Exercise brief:
Extract every line below, verbatim.

### Task material

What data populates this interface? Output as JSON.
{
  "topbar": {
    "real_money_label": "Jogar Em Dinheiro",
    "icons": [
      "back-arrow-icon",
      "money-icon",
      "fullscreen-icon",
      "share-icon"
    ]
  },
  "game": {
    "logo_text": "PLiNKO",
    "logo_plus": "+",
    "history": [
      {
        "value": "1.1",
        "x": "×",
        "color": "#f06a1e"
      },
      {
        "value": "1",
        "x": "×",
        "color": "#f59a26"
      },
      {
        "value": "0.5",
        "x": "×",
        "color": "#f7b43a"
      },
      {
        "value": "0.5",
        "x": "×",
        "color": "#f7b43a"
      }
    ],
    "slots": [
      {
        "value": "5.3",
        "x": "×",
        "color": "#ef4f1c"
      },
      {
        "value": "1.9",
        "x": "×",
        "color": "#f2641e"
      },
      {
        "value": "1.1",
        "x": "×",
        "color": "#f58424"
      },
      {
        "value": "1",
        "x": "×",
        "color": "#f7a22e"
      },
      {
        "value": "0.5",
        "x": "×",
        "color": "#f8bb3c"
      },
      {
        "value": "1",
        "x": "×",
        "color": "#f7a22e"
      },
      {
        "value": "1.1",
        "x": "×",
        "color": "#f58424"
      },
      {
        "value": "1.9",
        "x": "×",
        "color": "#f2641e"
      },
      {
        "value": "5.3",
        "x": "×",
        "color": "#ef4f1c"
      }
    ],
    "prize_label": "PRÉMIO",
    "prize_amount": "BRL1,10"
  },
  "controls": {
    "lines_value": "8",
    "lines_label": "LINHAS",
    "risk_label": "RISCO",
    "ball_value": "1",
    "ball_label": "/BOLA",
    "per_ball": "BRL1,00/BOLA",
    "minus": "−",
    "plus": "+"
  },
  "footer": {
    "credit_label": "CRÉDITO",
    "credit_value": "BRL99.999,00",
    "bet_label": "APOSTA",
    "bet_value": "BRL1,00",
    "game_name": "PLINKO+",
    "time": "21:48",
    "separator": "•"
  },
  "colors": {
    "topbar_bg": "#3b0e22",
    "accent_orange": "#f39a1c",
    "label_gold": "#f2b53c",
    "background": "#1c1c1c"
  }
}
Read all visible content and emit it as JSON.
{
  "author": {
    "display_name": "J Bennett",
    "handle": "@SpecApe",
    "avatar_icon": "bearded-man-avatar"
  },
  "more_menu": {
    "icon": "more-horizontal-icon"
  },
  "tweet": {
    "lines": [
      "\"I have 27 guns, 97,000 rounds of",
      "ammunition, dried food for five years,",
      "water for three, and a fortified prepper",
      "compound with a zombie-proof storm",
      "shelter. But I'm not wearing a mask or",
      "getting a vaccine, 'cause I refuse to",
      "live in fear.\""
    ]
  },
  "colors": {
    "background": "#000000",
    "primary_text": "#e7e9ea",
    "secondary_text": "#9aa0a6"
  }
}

######

Solution for this exercise:
What data populates this interface? Output as JSON.
{
  "topbar": {
    "real_money_label": "Jogar Em Dinheiro",
    "icons": [
      "back-arrow-icon",
      "money-icon",
      "fullscreen-icon",
      "share-icon"
    ]
  },
  "game": {
    "logo_text": "PLiNKO",
    "logo_plus": "+",
    "history": [
      {
        "value": "1.1",
        "x": "×",
        "color": "#f06a1e"
      },
      {
        "value": "1",
        "x": "×",
        "color": "#f59a26"
      },
      {
        "value": "0.5",
        "x": "×",
        "color": "#f7b43a"
      },
      {
        "value": "0.5",
        "x": "×",
        "color": "#f7b43a"
      }
    ],
    "slots": [
      {
        "value": "5.3",
        "x": "×",
        "color": "#ef4f1c"
      },
      {
        "value": "1.9",
        "x": "×",
        "color": "#f2641e"
      },
      {
        "value": "1.1",
        "x": "×",
        "color": "#f58424"
      },
      {
        "value": "1",
        "x": "×",
        "color": "#f7a22e"
      },
      {
        "value": "0.5",
        "x": "×",
        "color": "#f8bb3c"
      },
      {
        "value": "1",
        "x": "×",
        "color": "#f7a22e"
      },
      {
        "value": "1.1",
        "x": "×",
        "color": "#f58424"
      },
      {
        "value": "1.9",
        "x": "×",
        "color": "#f2641e"
      },
      {
        "value": "5.3",
        "x": "×",
        "color": "#ef4f1c"
      }
    ],
    "prize_label": "PRÉMIO",
    "prize_amount": "BRL1,10"
  },
  "controls": {
    "lines_value": "8",
    "lines_label": "LINHAS",
    "risk_label": "RISCO",
    "ball_value": "1",
    "ball_label": "/BOLA",
    "per_ball": "BRL1,00/BOLA",
    "minus": "−",
    "plus": "+"
  },
  "footer": {
    "credit_label": "CRÉDITO",
    "credit_value": "BRL99.999,00",
    "bet_label": "APOSTA",
    "bet_value": "BRL1,00",
    "game_name": "PLINKO+",
    "time": "21:48",
    "separator": "•"
  },
  "colors": {
    "topbar_bg": "#3b0e22",
    "accent_orange": "#f39a1c",
    "label_gold": "#f2b53c",
    "background": "#1c1c1c"
  }
}
Read all visible content and emit it as JSON.
{
  "author": {
    "display_name": "J Bennett",
    "handle": "@SpecApe",
    "avatar_icon": "bearded-man-avatar"
  },
  "more_menu": {
    "icon": "more-horizontal-icon"
  },
  "tweet": {
    "lines": [
      "\"I have 27 guns, 97,000 rounds of",
      "ammunition, dried food for five years,",
      "water for three, and a fortified prepper",
      "compound with a zombie-proof storm",
      "shelter. But I'm not wearing a mask or",
      "getting a vaccine, 'cause I refuse to",
      "live in fear.\""
    ]
  },
  "colors": {
    "background": "#000000",
    "primary_text": "#e7e9ea",
    "secondary_text": "#9aa0a6"
  }
}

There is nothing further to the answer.